* [Task requirements]
1. From the passage on Meghalaya's health efforts, quote the part starting at "Some of the" and ending at "safe, institutional childbirth.".
2. In the passage on Meghalaya's health efforts, rewrite the paragraph beginning "Some of the most effective innovations" in a shorter form that keeps its main facts.

* [Document segment]
Content starts
Why the curve bent, Progress at this scale is rarely the product of a single scheme. What distinguishes Meghalaya’s approach is that the state government chose to treat health not as a department’s problem but as a whole-of-government project — and, just as importantly, as a partnership with the communities themselves.

The foundation was laid with the Meghalaya Health Systems Strengthening Project, a multi-year effort to rebuild the bones of the public health system: better-equipped facilities, stronger referral chains, and a relentless focus on data.

Out of it grew the MOTHER programme — Measurable Outcomes in Transforming the Health sector through a holistic approach with a focus on women’s Empowerment, which used a mobile application to register and track at-risk pregnancies in real time, so that a mother in a remote village became visible to the system rather than invisible to it.

Layered on top was the Rescue Mission, an explicitly multisectoral effort that pulled the Departments of Health, Social Welfare, and Community & Rural Development into the same room to attack the social causes of poor maternal outcomes, not just the clinical ones.

Some of the most effective innovations came from the ground up. SHG-run transit homes — modest community-managed lodgings near health facilities, solved one of the most intractable problems of mountain geography: how does a pregnant woman from a road-less village reach a hospital before labour, not during it? By giving her somewhere to stay in the days before delivery, these homes converted intention into safe, institutional childbirth.
Content ends
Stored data
Content starts
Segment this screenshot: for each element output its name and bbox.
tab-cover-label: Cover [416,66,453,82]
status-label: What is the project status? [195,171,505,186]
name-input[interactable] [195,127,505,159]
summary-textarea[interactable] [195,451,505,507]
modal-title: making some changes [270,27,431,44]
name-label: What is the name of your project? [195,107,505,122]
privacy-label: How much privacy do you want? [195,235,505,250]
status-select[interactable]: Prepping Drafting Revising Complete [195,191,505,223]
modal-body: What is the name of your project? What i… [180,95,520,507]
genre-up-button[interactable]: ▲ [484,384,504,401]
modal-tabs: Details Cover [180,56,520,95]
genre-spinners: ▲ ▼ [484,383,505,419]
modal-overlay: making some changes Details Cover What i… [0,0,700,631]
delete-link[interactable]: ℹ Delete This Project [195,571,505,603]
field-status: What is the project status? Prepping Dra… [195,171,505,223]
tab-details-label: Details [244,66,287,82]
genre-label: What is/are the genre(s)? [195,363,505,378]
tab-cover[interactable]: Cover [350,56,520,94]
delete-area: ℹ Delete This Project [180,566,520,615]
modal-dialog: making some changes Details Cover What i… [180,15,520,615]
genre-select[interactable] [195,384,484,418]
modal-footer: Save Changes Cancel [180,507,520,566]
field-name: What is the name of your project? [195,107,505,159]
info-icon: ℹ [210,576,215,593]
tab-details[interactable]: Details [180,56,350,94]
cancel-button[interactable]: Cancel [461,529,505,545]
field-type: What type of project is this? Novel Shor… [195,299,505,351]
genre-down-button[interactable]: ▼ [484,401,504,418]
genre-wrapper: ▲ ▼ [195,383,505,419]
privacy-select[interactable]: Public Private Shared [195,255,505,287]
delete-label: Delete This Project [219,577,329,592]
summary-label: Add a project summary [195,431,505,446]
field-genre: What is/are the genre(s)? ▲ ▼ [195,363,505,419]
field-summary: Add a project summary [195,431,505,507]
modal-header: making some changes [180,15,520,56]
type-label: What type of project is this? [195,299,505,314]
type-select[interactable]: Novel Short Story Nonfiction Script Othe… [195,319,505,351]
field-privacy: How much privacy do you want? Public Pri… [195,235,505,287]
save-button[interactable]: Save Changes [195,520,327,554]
Content ends
* [Exercise answers]
1.
Some of the most effective innovations came from the ground up. SHG-run transit homes — modest community-managed lodgings near health facilities, solved one of the most intractable problems of mountain geography: how does a pregnant woman from a road-less village reach a hospital before labour, not during it? By giving her somewhere to stay in the days before delivery, these homes converted intention into safe, institutional childbirth.

2. Some of the most effective innovations came from the community level. SHG-run transit homes are simple community-managed lodgings near health facilities. They let pregnant women from villages without roads stay close by in the days before delivery. As a result, the women reach a hospital before labor rather than during it and give birth safely in a health facility.